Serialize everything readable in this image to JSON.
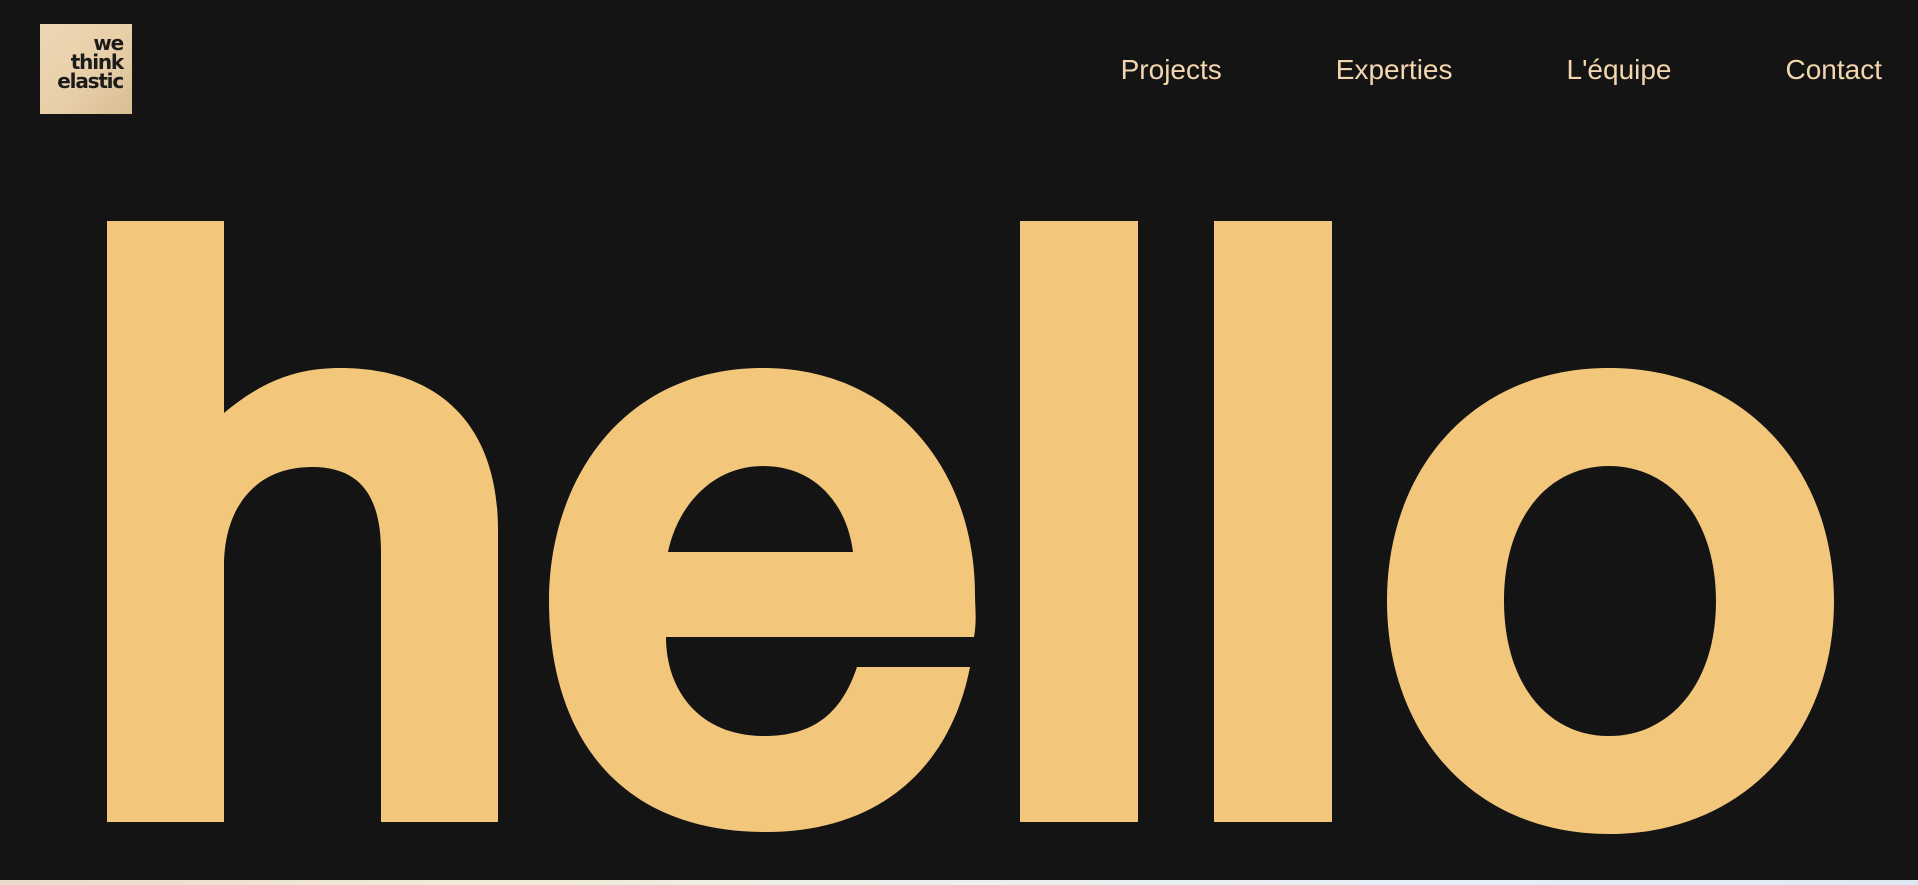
{
  "logo": {
    "line1": "we",
    "line2": "think",
    "line3": "elastic"
  },
  "nav": {
    "items": [
      {
        "label": "Projects"
      },
      {
        "label": "Experties"
      },
      {
        "label": "L'équipe"
      },
      {
        "label": "Contact"
      }
    ]
  },
  "hero": {
    "headline": "hello"
  },
  "colors": {
    "background": "#141414",
    "accent": "#f2c77c",
    "nav_text": "#f3d6ae",
    "logo_bg": "#e8cfa8"
  }
}
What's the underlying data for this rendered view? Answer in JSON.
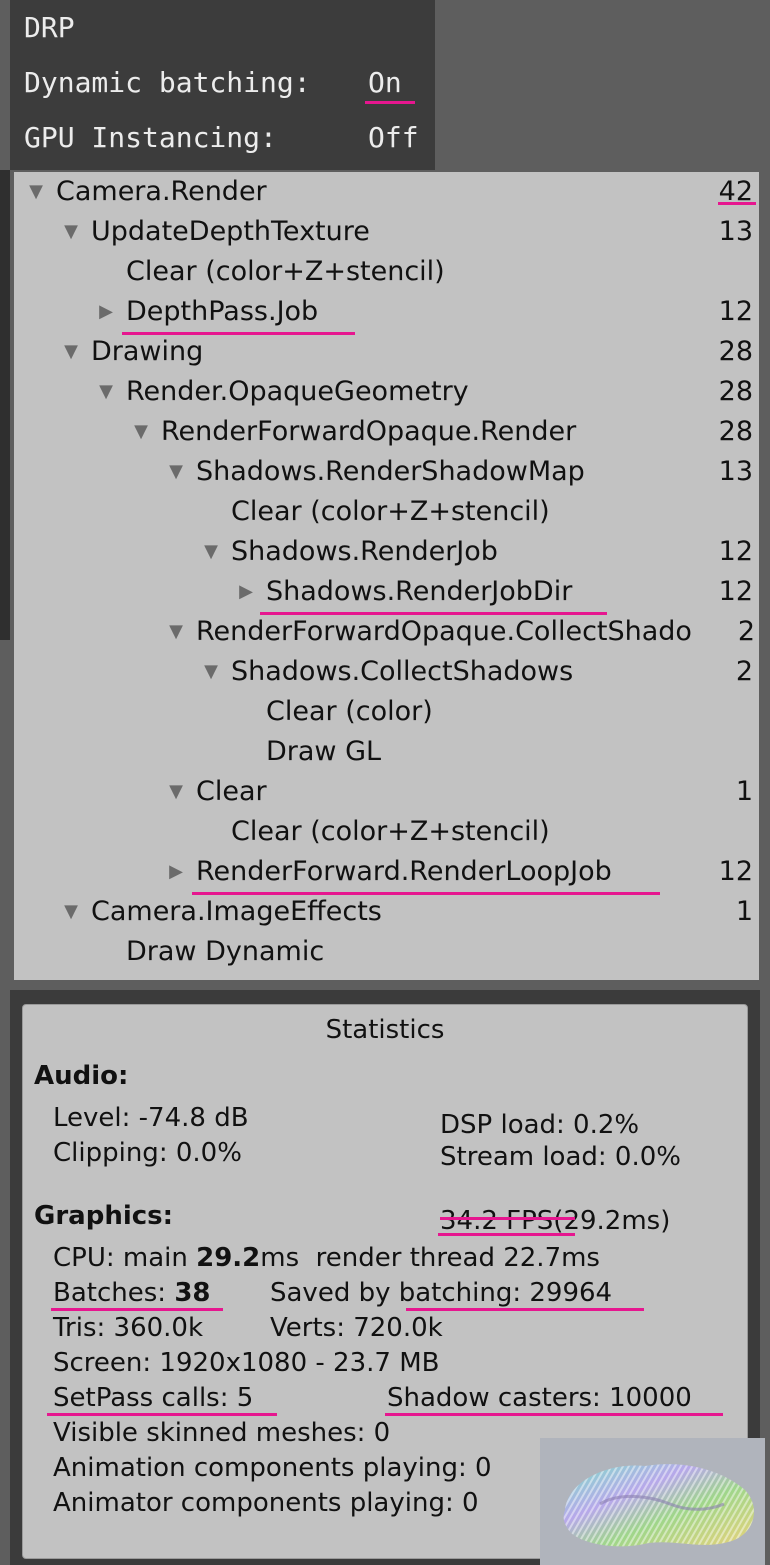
{
  "overlay": {
    "title": "DRP",
    "dynamic_batching_label": "Dynamic batching:",
    "dynamic_batching_value": "On",
    "gpu_instancing_label": "GPU Instancing:",
    "gpu_instancing_value": "Off"
  },
  "profiler_tree": [
    {
      "label": "Camera.Render",
      "count": "42",
      "expanded": true
    },
    {
      "label": "UpdateDepthTexture",
      "count": "13",
      "expanded": true
    },
    {
      "label": "Clear (color+Z+stencil)",
      "count": ""
    },
    {
      "label": "DepthPass.Job",
      "count": "12",
      "expanded": false
    },
    {
      "label": "Drawing",
      "count": "28",
      "expanded": true
    },
    {
      "label": "Render.OpaqueGeometry",
      "count": "28",
      "expanded": true
    },
    {
      "label": "RenderForwardOpaque.Render",
      "count": "28",
      "expanded": true
    },
    {
      "label": "Shadows.RenderShadowMap",
      "count": "13",
      "expanded": true
    },
    {
      "label": "Clear (color+Z+stencil)",
      "count": ""
    },
    {
      "label": "Shadows.RenderJob",
      "count": "12",
      "expanded": true
    },
    {
      "label": "Shadows.RenderJobDir",
      "count": "12",
      "expanded": false
    },
    {
      "label": "RenderForwardOpaque.CollectShado",
      "count": "2",
      "expanded": true
    },
    {
      "label": "Shadows.CollectShadows",
      "count": "2",
      "expanded": true
    },
    {
      "label": "Clear (color)",
      "count": ""
    },
    {
      "label": "Draw GL",
      "count": ""
    },
    {
      "label": "Clear",
      "count": "1",
      "expanded": true
    },
    {
      "label": "Clear (color+Z+stencil)",
      "count": ""
    },
    {
      "label": "RenderForward.RenderLoopJob",
      "count": "12",
      "expanded": false
    },
    {
      "label": "Camera.ImageEffects",
      "count": "1",
      "expanded": true
    },
    {
      "label": "Draw Dynamic",
      "count": ""
    }
  ],
  "statistics": {
    "title": "Statistics",
    "audio_heading": "Audio:",
    "level": "Level: -74.8 dB",
    "clipping": "Clipping: 0.0%",
    "dsp_load": "DSP load: 0.2%",
    "stream_load": "Stream load: 0.0%",
    "graphics_heading": "Graphics:",
    "fps": "34.2 FPS",
    "frame_ms": "(29.2ms)",
    "cpu_prefix": "CPU: main ",
    "cpu_main_ms": "29.2",
    "cpu_suffix": "ms  render thread 22.7ms",
    "batches_label": "Batches: ",
    "batches_value": "38",
    "saved_by_prefix": "Saved by ",
    "saved_by_batching": "batching: 29964",
    "tris": "Tris: 360.0k",
    "verts": "Verts: 720.0k",
    "screen": "Screen: 1920x1080 - 23.7 MB",
    "setpass": "SetPass calls: 5",
    "shadow_casters": "Shadow casters: 10000",
    "skinned": "Visible skinned meshes: 0",
    "animation": "Animation components playing: 0",
    "animator": "Animator components playing: 0"
  },
  "colors": {
    "highlight_underline": "#e6168f",
    "panel_background": "#c2c2c2",
    "overlay_background": "#3c3c3c"
  }
}
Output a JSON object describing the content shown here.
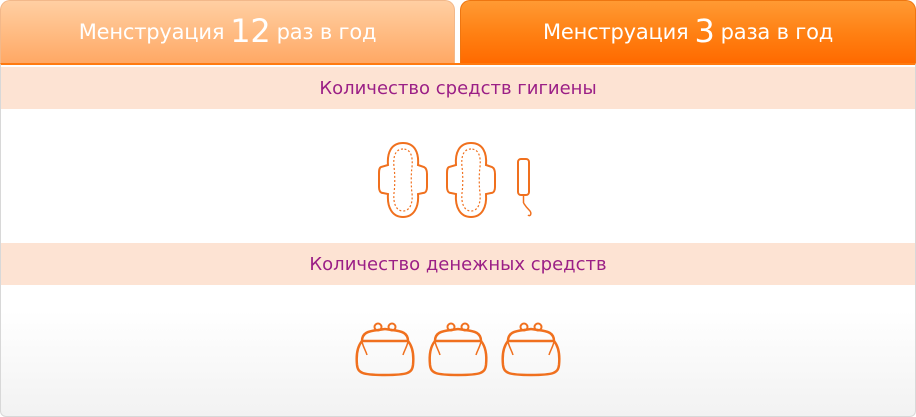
{
  "tabs": [
    {
      "prefix": "Менструация",
      "number": "12",
      "suffix": "раз в год",
      "active": false
    },
    {
      "prefix": "Менструация",
      "number": "3",
      "suffix": "раза в год",
      "active": true
    }
  ],
  "sections": {
    "hygiene": {
      "title": "Количество средств гигиены",
      "icons": [
        "pad-icon",
        "pad-icon",
        "tampon-icon"
      ]
    },
    "money": {
      "title": "Количество денежных средств",
      "icons": [
        "purse-icon",
        "purse-icon",
        "purse-icon"
      ]
    }
  },
  "colors": {
    "accent": "#ff7a10",
    "band": "#fde3d3",
    "heading": "#9b1f86",
    "icon_stroke": "#f0701e"
  }
}
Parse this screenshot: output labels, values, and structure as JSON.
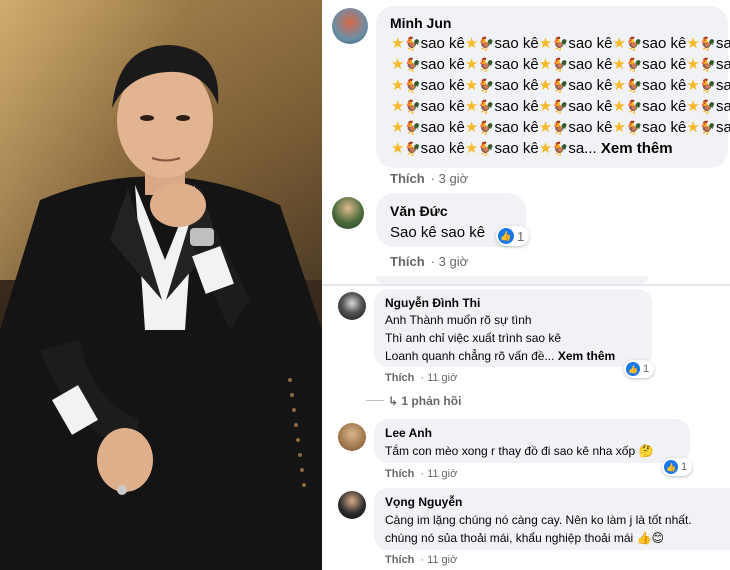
{
  "photo": {
    "description_icon": "person-portrait"
  },
  "comments": [
    {
      "name": "Minh Jun",
      "emoji_unit_text": "sao kê",
      "truncated_tail": "sa...",
      "see_more": "Xem thêm",
      "like_label": "Thích",
      "time": "3 giờ"
    },
    {
      "name": "Văn Đức",
      "text": "Sao kê sao kê",
      "reaction_count": "1",
      "like_label": "Thích",
      "time": "3 giờ"
    }
  ],
  "replies": [
    {
      "name": "Nguyễn Đình Thi",
      "lines": [
        "Anh Thành muốn rõ sự tình",
        "Thì anh chỉ việc xuất trình sao kê",
        "Loanh quanh chẳng rõ vấn đề..."
      ],
      "see_more": "Xem thêm",
      "reaction_count": "1",
      "like_label": "Thích",
      "time": "11 giờ",
      "reply_count": "1 phản hồi"
    },
    {
      "name": "Lee Anh",
      "text": "Tắm con mèo xong r thay đồ đi sao kê nha xốp 🤔",
      "reaction_count": "1",
      "like_label": "Thích",
      "time": "11 giờ"
    },
    {
      "name": "Vọng Nguyễn",
      "lines": [
        "Càng im lặng chúng nó càng cay. Nên ko làm j là tốt nhất.",
        "chúng nó sủa thoải mái, khẩu nghiệp thoải mái 👍😊"
      ],
      "like_label": "Thích",
      "time": "11 giờ"
    }
  ],
  "colors": {
    "bubble": "#f0f2f5",
    "meta": "#65676b",
    "like_blue": "#1877f2"
  }
}
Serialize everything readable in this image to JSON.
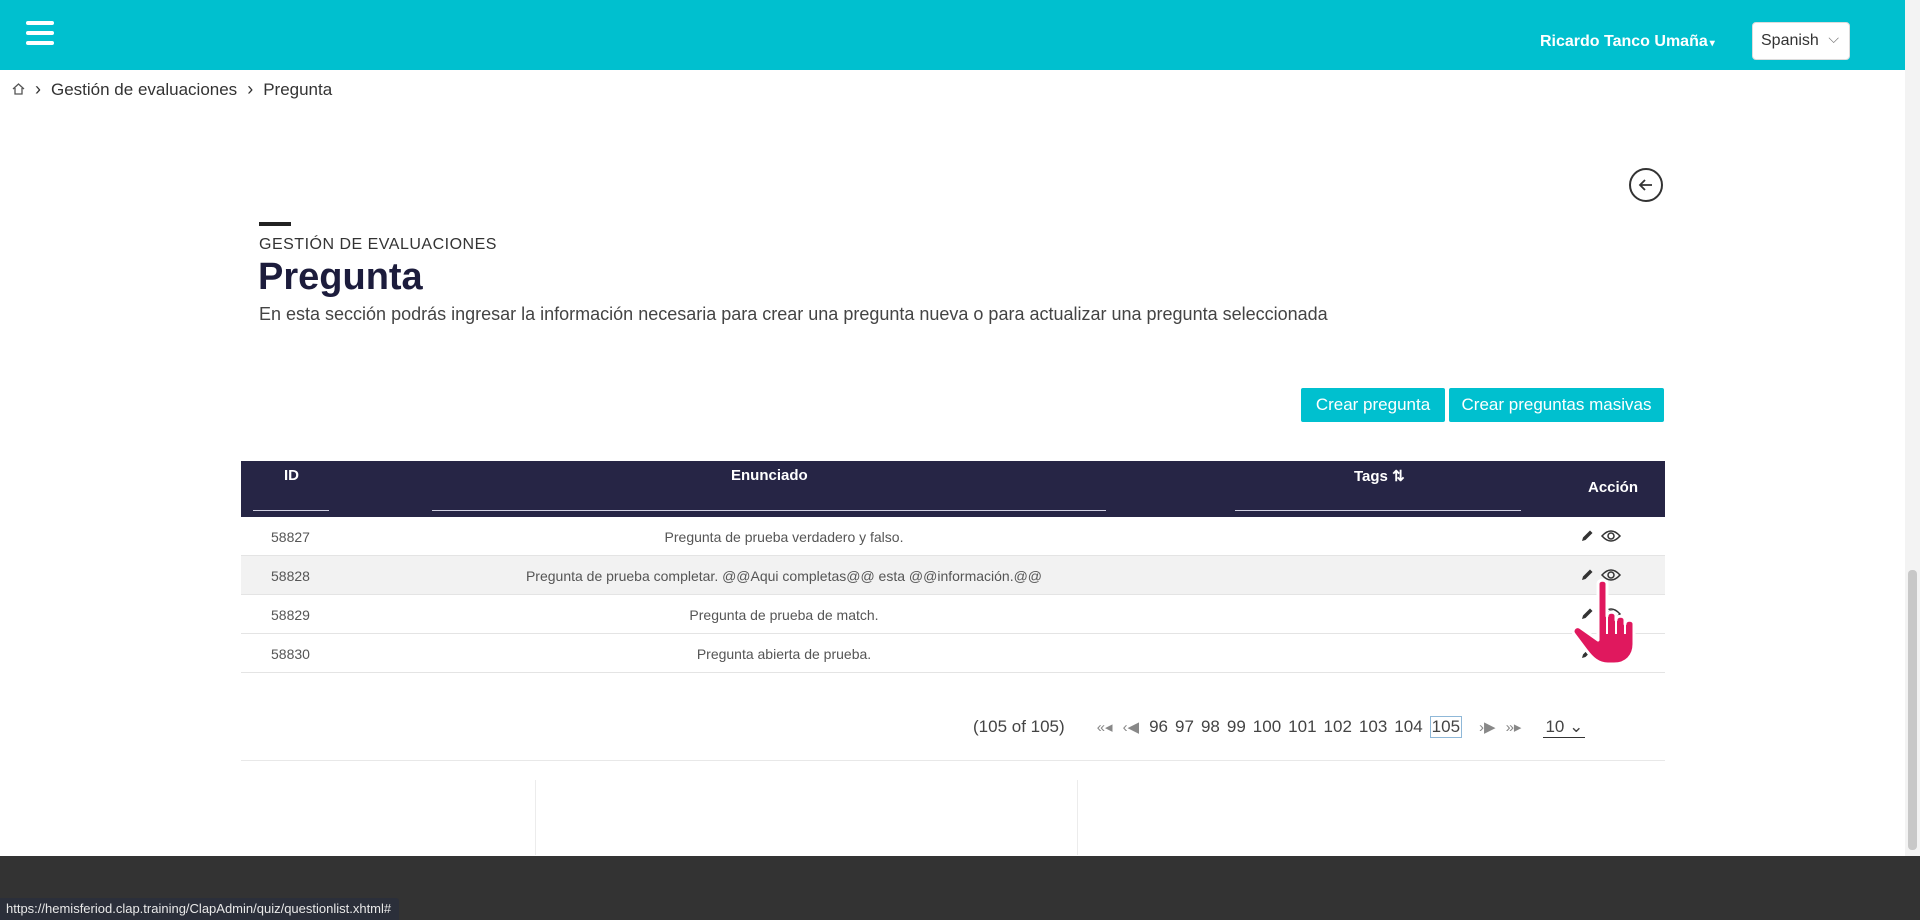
{
  "header": {
    "user_name": "Ricardo Tanco Umaña",
    "language": "Spanish"
  },
  "breadcrumb": {
    "items": [
      "Gestión de evaluaciones",
      "Pregunta"
    ]
  },
  "page": {
    "section_label": "GESTIÓN DE EVALUACIONES",
    "title": "Pregunta",
    "description": "En esta sección podrás ingresar la información necesaria para crear una pregunta nueva o para actualizar una pregunta seleccionada"
  },
  "actions": {
    "create": "Crear pregunta",
    "create_mass": "Crear preguntas masivas"
  },
  "table": {
    "headers": {
      "id": "ID",
      "enunciado": "Enunciado",
      "tags": "Tags ⇅",
      "accion": "Acción"
    },
    "rows": [
      {
        "id": "58827",
        "enunciado": "Pregunta de prueba verdadero y falso."
      },
      {
        "id": "58828",
        "enunciado": "Pregunta de prueba completar. @@Aqui completas@@ esta @@información.@@"
      },
      {
        "id": "58829",
        "enunciado": "Pregunta de prueba de match."
      },
      {
        "id": "58830",
        "enunciado": "Pregunta abierta de prueba."
      }
    ]
  },
  "pagination": {
    "report": "(105 of 105)",
    "pages": [
      "96",
      "97",
      "98",
      "99",
      "100",
      "101",
      "102",
      "103",
      "104",
      "105"
    ],
    "current_page": "105",
    "rows_per_page": "10"
  },
  "status_bar": {
    "url": "https://hemisferiod.clap.training/ClapAdmin/quiz/questionlist.xhtml#"
  },
  "colors": {
    "accent": "#00c0cf",
    "table_header": "#262545",
    "footer": "#333333"
  },
  "icons": [
    "menu-icon",
    "caret-down-icon",
    "home-icon",
    "chevron-right-icon",
    "arrow-left-icon",
    "sort-icon",
    "pencil-icon",
    "eye-icon",
    "first-page-icon",
    "prev-page-icon",
    "next-page-icon",
    "last-page-icon",
    "hand-pointer-icon"
  ]
}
== == ==
### What you are asked to do
Tally up the lines with the word "this" in them, and answer with that number by itself.

### Exercise response
4